─── DATASET RECORDS ───

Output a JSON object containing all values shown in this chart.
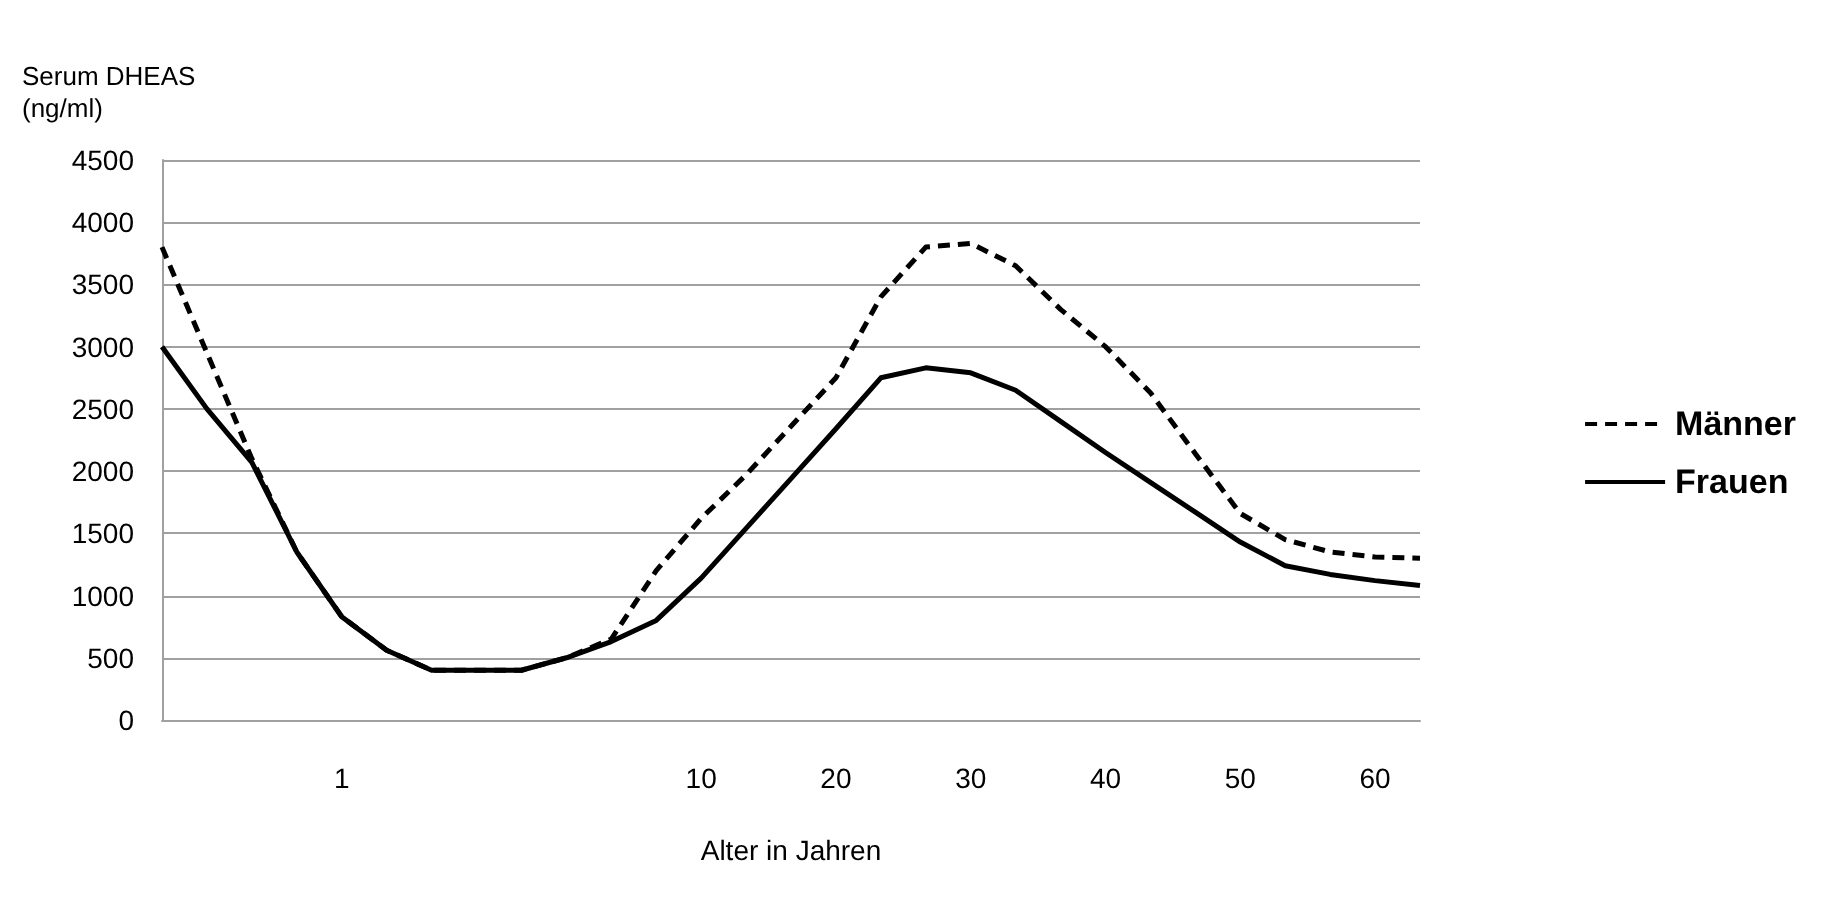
{
  "chart_data": {
    "type": "line",
    "ylabel": "Serum DHEAS\n(ng/ml)",
    "xlabel": "Alter in Jahren",
    "categories": [
      null,
      null,
      null,
      null,
      "1",
      null,
      null,
      null,
      null,
      null,
      null,
      null,
      "10",
      null,
      null,
      "20",
      null,
      null,
      "30",
      null,
      null,
      "40",
      null,
      null,
      "50",
      null,
      null,
      "60",
      null
    ],
    "series": [
      {
        "name": "Männer",
        "color": "#000000",
        "line_style": "dashed",
        "values": [
          3800,
          2950,
          2100,
          1350,
          830,
          560,
          400,
          400,
          400,
          500,
          650,
          1200,
          1620,
          1970,
          2360,
          2750,
          3400,
          3800,
          3830,
          3650,
          3300,
          3000,
          2630,
          2140,
          1660,
          1450,
          1350,
          1310,
          1300
        ]
      },
      {
        "name": "Frauen",
        "color": "#000000",
        "line_style": "solid",
        "values": [
          3000,
          2500,
          2070,
          1350,
          830,
          560,
          400,
          400,
          400,
          500,
          630,
          800,
          1140,
          1540,
          1940,
          2340,
          2750,
          2830,
          2790,
          2650,
          2400,
          2150,
          1910,
          1670,
          1430,
          1240,
          1170,
          1120,
          1080
        ]
      }
    ],
    "ylim": [
      0,
      4500
    ],
    "yticks": [
      0,
      500,
      1000,
      1500,
      2000,
      2500,
      3000,
      3500,
      4000,
      4500
    ],
    "grid": "y",
    "legend": "right",
    "marker": "none"
  }
}
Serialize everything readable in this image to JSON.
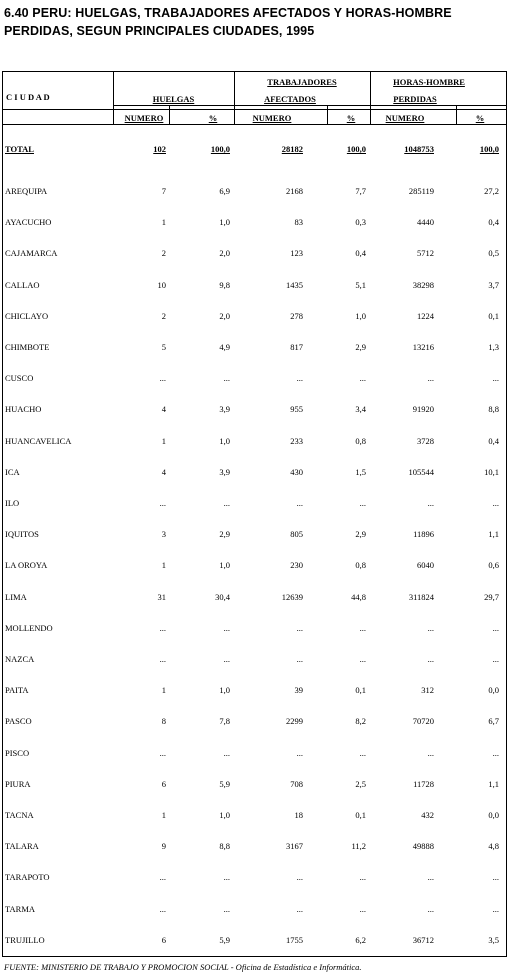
{
  "title": {
    "line1": "6.40  PERU: HUELGAS, TRABAJADORES AFECTADOS Y HORAS-HOMBRE",
    "line2": " PERDIDAS, SEGUN PRINCIPALES CIUDADES, 1995"
  },
  "header": {
    "ciudad": "C I U D A D",
    "huelgas": "HUELGAS",
    "trab1": "TRABAJADORES",
    "trab2": "AFECTADOS",
    "horas1": "HORAS-HOMBRE",
    "horas2": "PERDIDAS",
    "numero": "NUMERO",
    "pct": "%"
  },
  "total": {
    "city": "TOTAL",
    "h": "102",
    "hp": "100,0",
    "t": "28182",
    "tp": "100,0",
    "hh": "1048753",
    "hhp": "100,0"
  },
  "rows": [
    {
      "city": "AREQUIPA",
      "h": "7",
      "hp": "6,9",
      "t": "2168",
      "tp": "7,7",
      "hh": "285119",
      "hhp": "27,2"
    },
    {
      "city": "AYACUCHO",
      "h": "1",
      "hp": "1,0",
      "t": "83",
      "tp": "0,3",
      "hh": "4440",
      "hhp": "0,4"
    },
    {
      "city": "CAJAMARCA",
      "h": "2",
      "hp": "2,0",
      "t": "123",
      "tp": "0,4",
      "hh": "5712",
      "hhp": "0,5"
    },
    {
      "city": "CALLAO",
      "h": "10",
      "hp": "9,8",
      "t": "1435",
      "tp": "5,1",
      "hh": "38298",
      "hhp": "3,7"
    },
    {
      "city": "CHICLAYO",
      "h": "2",
      "hp": "2,0",
      "t": "278",
      "tp": "1,0",
      "hh": "1224",
      "hhp": "0,1"
    },
    {
      "city": "CHIMBOTE",
      "h": "5",
      "hp": "4,9",
      "t": "817",
      "tp": "2,9",
      "hh": "13216",
      "hhp": "1,3"
    },
    {
      "city": "CUSCO",
      "h": "...",
      "hp": "...",
      "t": "...",
      "tp": "...",
      "hh": "...",
      "hhp": "..."
    },
    {
      "city": "HUACHO",
      "h": "4",
      "hp": "3,9",
      "t": "955",
      "tp": "3,4",
      "hh": "91920",
      "hhp": "8,8"
    },
    {
      "city": "HUANCAVELICA",
      "h": "1",
      "hp": "1,0",
      "t": "233",
      "tp": "0,8",
      "hh": "3728",
      "hhp": "0,4"
    },
    {
      "city": "ICA",
      "h": "4",
      "hp": "3,9",
      "t": "430",
      "tp": "1,5",
      "hh": "105544",
      "hhp": "10,1"
    },
    {
      "city": "ILO",
      "h": "...",
      "hp": "...",
      "t": "...",
      "tp": "...",
      "hh": "...",
      "hhp": "..."
    },
    {
      "city": "IQUITOS",
      "h": "3",
      "hp": "2,9",
      "t": "805",
      "tp": "2,9",
      "hh": "11896",
      "hhp": "1,1"
    },
    {
      "city": "LA OROYA",
      "h": "1",
      "hp": "1,0",
      "t": "230",
      "tp": "0,8",
      "hh": "6040",
      "hhp": "0,6"
    },
    {
      "city": "LIMA",
      "h": "31",
      "hp": "30,4",
      "t": "12639",
      "tp": "44,8",
      "hh": "311824",
      "hhp": "29,7"
    },
    {
      "city": "MOLLENDO",
      "h": "...",
      "hp": "...",
      "t": "...",
      "tp": "...",
      "hh": "...",
      "hhp": "..."
    },
    {
      "city": "NAZCA",
      "h": "...",
      "hp": "...",
      "t": "...",
      "tp": "...",
      "hh": "...",
      "hhp": "..."
    },
    {
      "city": "PAITA",
      "h": "1",
      "hp": "1,0",
      "t": "39",
      "tp": "0,1",
      "hh": "312",
      "hhp": "0,0"
    },
    {
      "city": "PASCO",
      "h": "8",
      "hp": "7,8",
      "t": "2299",
      "tp": "8,2",
      "hh": "70720",
      "hhp": "6,7"
    },
    {
      "city": "PISCO",
      "h": "...",
      "hp": "...",
      "t": "...",
      "tp": "...",
      "hh": "...",
      "hhp": "..."
    },
    {
      "city": "PIURA",
      "h": "6",
      "hp": "5,9",
      "t": "708",
      "tp": "2,5",
      "hh": "11728",
      "hhp": "1,1"
    },
    {
      "city": "TACNA",
      "h": "1",
      "hp": "1,0",
      "t": "18",
      "tp": "0,1",
      "hh": "432",
      "hhp": "0,0"
    },
    {
      "city": "TALARA",
      "h": "9",
      "hp": "8,8",
      "t": "3167",
      "tp": "11,2",
      "hh": "49888",
      "hhp": "4,8"
    },
    {
      "city": "TARAPOTO",
      "h": "...",
      "hp": "...",
      "t": "...",
      "tp": "...",
      "hh": "...",
      "hhp": "..."
    },
    {
      "city": "TARMA",
      "h": "...",
      "hp": "...",
      "t": "...",
      "tp": "...",
      "hh": "...",
      "hhp": "..."
    },
    {
      "city": "TRUJILLO",
      "h": "6",
      "hp": "5,9",
      "t": "1755",
      "tp": "6,2",
      "hh": "36712",
      "hhp": "3,5"
    }
  ],
  "source": "FUENTE: MINISTERIO DE TRABAJO Y PROMOCION SOCIAL - Oficina de Estadística e Informática."
}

───

### WHAT THE TASK ASKS
What you return should match the records above word for word, minus the pictures.

### REPLY
Output a JSON object containing all values shown in this chart.
{
  "chart_data": {
    "type": "line",
    "ylabel": "Serum DHEAS\n(ng/ml)",
    "xlabel": "Alter in Jahren",
    "categories": [
      null,
      null,
      null,
      null,
      "1",
      null,
      null,
      null,
      null,
      null,
      null,
      null,
      "10",
      null,
      null,
      "20",
      null,
      null,
      "30",
      null,
      null,
      "40",
      null,
      null,
      "50",
      null,
      null,
      "60",
      null
    ],
    "series": [
      {
        "name": "Männer",
        "color": "#000000",
        "line_style": "dashed",
        "values": [
          3800,
          2950,
          2100,
          1350,
          830,
          560,
          400,
          400,
          400,
          500,
          650,
          1200,
          1620,
          1970,
          2360,
          2750,
          3400,
          3800,
          3830,
          3650,
          3300,
          3000,
          2630,
          2140,
          1660,
          1450,
          1350,
          1310,
          1300
        ]
      },
      {
        "name": "Frauen",
        "color": "#000000",
        "line_style": "solid",
        "values": [
          3000,
          2500,
          2070,
          1350,
          830,
          560,
          400,
          400,
          400,
          500,
          630,
          800,
          1140,
          1540,
          1940,
          2340,
          2750,
          2830,
          2790,
          2650,
          2400,
          2150,
          1910,
          1670,
          1430,
          1240,
          1170,
          1120,
          1080
        ]
      }
    ],
    "ylim": [
      0,
      4500
    ],
    "yticks": [
      0,
      500,
      1000,
      1500,
      2000,
      2500,
      3000,
      3500,
      4000,
      4500
    ],
    "grid": "y",
    "legend": "right",
    "marker": "none"
  }
}
Serialize everything readable in this image to JSON.
{
  "title": {
    "line1": "6.40  PERU: HUELGAS, TRABAJADORES AFECTADOS Y HORAS-HOMBRE",
    "line2": " PERDIDAS, SEGUN PRINCIPALES CIUDADES, 1995"
  },
  "header": {
    "ciudad": "C I U D A D",
    "huelgas": "HUELGAS",
    "trab1": "TRABAJADORES",
    "trab2": "AFECTADOS",
    "horas1": "HORAS-HOMBRE",
    "horas2": "PERDIDAS",
    "numero": "NUMERO",
    "pct": "%"
  },
  "total": {
    "city": "TOTAL",
    "h": "102",
    "hp": "100,0",
    "t": "28182",
    "tp": "100,0",
    "hh": "1048753",
    "hhp": "100,0"
  },
  "rows": [
    {
      "city": "AREQUIPA",
      "h": "7",
      "hp": "6,9",
      "t": "2168",
      "tp": "7,7",
      "hh": "285119",
      "hhp": "27,2"
    },
    {
      "city": "AYACUCHO",
      "h": "1",
      "hp": "1,0",
      "t": "83",
      "tp": "0,3",
      "hh": "4440",
      "hhp": "0,4"
    },
    {
      "city": "CAJAMARCA",
      "h": "2",
      "hp": "2,0",
      "t": "123",
      "tp": "0,4",
      "hh": "5712",
      "hhp": "0,5"
    },
    {
      "city": "CALLAO",
      "h": "10",
      "hp": "9,8",
      "t": "1435",
      "tp": "5,1",
      "hh": "38298",
      "hhp": "3,7"
    },
    {
      "city": "CHICLAYO",
      "h": "2",
      "hp": "2,0",
      "t": "278",
      "tp": "1,0",
      "hh": "1224",
      "hhp": "0,1"
    },
    {
      "city": "CHIMBOTE",
      "h": "5",
      "hp": "4,9",
      "t": "817",
      "tp": "2,9",
      "hh": "13216",
      "hhp": "1,3"
    },
    {
      "city": "CUSCO",
      "h": "...",
      "hp": "...",
      "t": "...",
      "tp": "...",
      "hh": "...",
      "hhp": "..."
    },
    {
      "city": "HUACHO",
      "h": "4",
      "hp": "3,9",
      "t": "955",
      "tp": "3,4",
      "hh": "91920",
      "hhp": "8,8"
    },
    {
      "city": "HUANCAVELICA",
      "h": "1",
      "hp": "1,0",
      "t": "233",
      "tp": "0,8",
      "hh": "3728",
      "hhp": "0,4"
    },
    {
      "city": "ICA",
      "h": "4",
      "hp": "3,9",
      "t": "430",
      "tp": "1,5",
      "hh": "105544",
      "hhp": "10,1"
    },
    {
      "city": "ILO",
      "h": "...",
      "hp": "...",
      "t": "...",
      "tp": "...",
      "hh": "...",
      "hhp": "..."
    },
    {
      "city": "IQUITOS",
      "h": "3",
      "hp": "2,9",
      "t": "805",
      "tp": "2,9",
      "hh": "11896",
      "hhp": "1,1"
    },
    {
      "city": "LA OROYA",
      "h": "1",
      "hp": "1,0",
      "t": "230",
      "tp": "0,8",
      "hh": "6040",
      "hhp": "0,6"
    },
    {
      "city": "LIMA",
      "h": "31",
      "hp": "30,4",
      "t": "12639",
      "tp": "44,8",
      "hh": "311824",
      "hhp": "29,7"
    },
    {
      "city": "MOLLENDO",
      "h": "...",
      "hp": "...",
      "t": "...",
      "tp": "...",
      "hh": "...",
      "hhp": "..."
    },
    {
      "city": "NAZCA",
      "h": "...",
      "hp": "...",
      "t": "...",
      "tp": "...",
      "hh": "...",
      "hhp": "..."
    },
    {
      "city": "PAITA",
      "h": "1",
      "hp": "1,0",
      "t": "39",
      "tp": "0,1",
      "hh": "312",
      "hhp": "0,0"
    },
    {
      "city": "PASCO",
      "h": "8",
      "hp": "7,8",
      "t": "2299",
      "tp": "8,2",
      "hh": "70720",
      "hhp": "6,7"
    },
    {
      "city": "PISCO",
      "h": "...",
      "hp": "...",
      "t": "...",
      "tp": "...",
      "hh": "...",
      "hhp": "..."
    },
    {
      "city": "PIURA",
      "h": "6",
      "hp": "5,9",
      "t": "708",
      "tp": "2,5",
      "hh": "11728",
      "hhp": "1,1"
    },
    {
      "city": "TACNA",
      "h": "1",
      "hp": "1,0",
      "t": "18",
      "tp": "0,1",
      "hh": "432",
      "hhp": "0,0"
    },
    {
      "city": "TALARA",
      "h": "9",
      "hp": "8,8",
      "t": "3167",
      "tp": "11,2",
      "hh": "49888",
      "hhp": "4,8"
    },
    {
      "city": "TARAPOTO",
      "h": "...",
      "hp": "...",
      "t": "...",
      "tp": "...",
      "hh": "...",
      "hhp": "..."
    },
    {
      "city": "TARMA",
      "h": "...",
      "hp": "...",
      "t": "...",
      "tp": "...",
      "hh": "...",
      "hhp": "..."
    },
    {
      "city": "TRUJILLO",
      "h": "6",
      "hp": "5,9",
      "t": "1755",
      "tp": "6,2",
      "hh": "36712",
      "hhp": "3,5"
    }
  ],
  "source": "FUENTE: MINISTERIO DE TRABAJO Y PROMOCION SOCIAL - Oficina de Estadística e Informática."
}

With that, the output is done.